[Element location listings]
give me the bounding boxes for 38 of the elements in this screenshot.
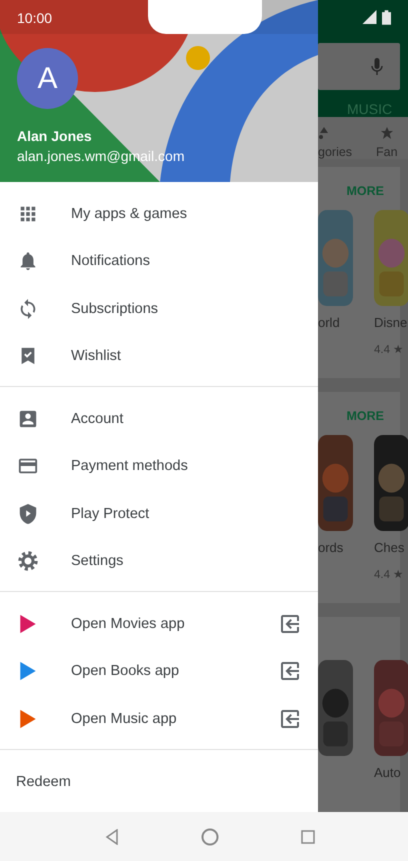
movies-app-icon xyxy=(18,614,38,634)
app-title: Auto xyxy=(374,765,402,780)
grid-icon xyxy=(18,204,38,224)
app-title: ords xyxy=(318,540,344,555)
sync-icon xyxy=(18,298,38,319)
shapes-icon xyxy=(318,127,330,139)
menu-item[interactable]: Open Books app xyxy=(0,648,318,695)
home-button[interactable] xyxy=(201,828,219,846)
microphone-icon xyxy=(371,58,383,76)
menu-item[interactable]: Open Music app xyxy=(0,695,318,742)
account-icon xyxy=(18,408,38,429)
menu-item[interactable]: Notifications xyxy=(0,238,318,285)
battery-icon xyxy=(382,10,391,24)
menu-item[interactable]: My apps & games xyxy=(0,190,318,238)
app-title: Ches xyxy=(374,540,406,555)
back-button[interactable] xyxy=(105,828,119,844)
bell-icon xyxy=(18,251,38,272)
star-icon xyxy=(380,127,393,139)
menu-item[interactable]: Settings xyxy=(0,538,318,585)
books-app-icon xyxy=(18,661,38,682)
menu-item[interactable]: Play Protect xyxy=(0,490,318,538)
menu-item[interactable]: Subscriptions xyxy=(0,285,318,332)
shield-icon xyxy=(18,504,38,524)
credit-card-icon xyxy=(18,456,38,476)
signal-icon xyxy=(362,10,377,24)
recents-button[interactable] xyxy=(301,830,315,844)
menu-item[interactable]: Wishlist xyxy=(0,332,318,380)
app-title: Disne xyxy=(374,315,408,330)
menu-item[interactable]: Account xyxy=(0,395,318,442)
menu-item[interactable]: Payment methods xyxy=(0,442,318,490)
menu-item[interactable]: Open Movies app xyxy=(0,600,318,648)
music-app-icon xyxy=(18,708,38,729)
status-time: 10:00 xyxy=(17,10,52,26)
account-name: Alan Jones xyxy=(17,128,92,144)
search-field[interactable] xyxy=(318,43,400,90)
settings-icon xyxy=(18,551,38,572)
app-title: orld xyxy=(318,315,341,330)
menu-item[interactable]: Redeem xyxy=(0,756,318,806)
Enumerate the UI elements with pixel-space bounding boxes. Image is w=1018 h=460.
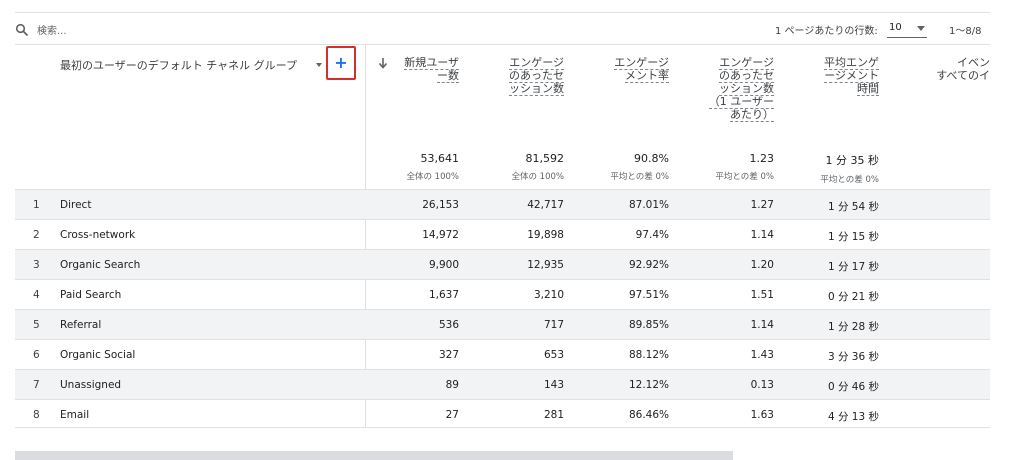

## Directive
Render every line of the material above as a Markdown table with the columns "No." and "Entry," numbering the rows in order and skipping blank lines. Omit the pictures from the table.

## Final result
| No. | Entry |
|---|---|
| 1 | give me the bounding boxes for 38 of the elements in this screenshot. |
| 2 | movies-app-icon xyxy=(18,614,38,634) |
| 3 | app-title: Auto xyxy=(374,765,402,780) |
| 4 | grid-icon xyxy=(18,204,38,224) |
| 5 | app-title: ords xyxy=(318,540,344,555) |
| 6 | sync-icon xyxy=(18,298,38,319) |
| 7 | shapes-icon xyxy=(318,127,330,139) |
| 8 | menu-item[interactable]: Open Books app xyxy=(0,648,318,695) |
| 9 | home-button[interactable] xyxy=(201,828,219,846) |
| 10 | microphone-icon xyxy=(371,58,383,76) |
| 11 | menu-item[interactable]: Open Music app xyxy=(0,695,318,742) |
| 12 | account-icon xyxy=(18,408,38,429) |
| 13 | menu-item[interactable]: Notifications xyxy=(0,238,318,285) |
| 14 | battery-icon xyxy=(382,10,391,24) |
| 15 | menu-item[interactable]: My apps & games xyxy=(0,190,318,238) |
| 16 | app-title: Ches xyxy=(374,540,406,555) |
| 17 | back-button[interactable] xyxy=(105,828,119,844) |
| 18 | bell-icon xyxy=(18,251,38,272) |
| 19 | star-icon xyxy=(380,127,393,139) |
| 20 | menu-item[interactable]: Settings xyxy=(0,538,318,585) |
| 21 | books-app-icon xyxy=(18,661,38,682) |
| 22 | menu-item[interactable]: Play Protect xyxy=(0,490,318,538) |
| 23 | menu-item[interactable]: Subscriptions xyxy=(0,285,318,332) |
| 24 | shield-icon xyxy=(18,504,38,524) |
| 25 | credit-card-icon xyxy=(18,456,38,476) |
| 26 | signal-icon xyxy=(362,10,377,24) |
| 27 | recents-button[interactable] xyxy=(301,830,315,844) |
| 28 | menu-item[interactable]: Wishlist xyxy=(0,332,318,380) |
| 29 | app-title: Disne xyxy=(374,315,408,330) |
| 30 | menu-item[interactable]: Account xyxy=(0,395,318,442) |
| 31 | menu-item[interactable]: Payment methods xyxy=(0,442,318,490) |
| 32 | menu-item[interactable]: Open Movies app xyxy=(0,600,318,648) |
| 33 | music-app-icon xyxy=(18,708,38,729) |
| 34 | status-time: 10:00 xyxy=(17,10,52,26) |
| 35 | account-name: Alan Jones xyxy=(17,128,92,144) |
| 36 | search-field[interactable] xyxy=(318,43,400,90) |
| 37 | settings-icon xyxy=(18,551,38,572) |
| 38 | app-title: orld xyxy=(318,315,341,330) |
| 39 | menu-item[interactable]: Redeem xyxy=(0,756,318,806) |
| 40 | Enumerate the UI elements with pixel-space bounding boxes. Image is w=1018 h=460. |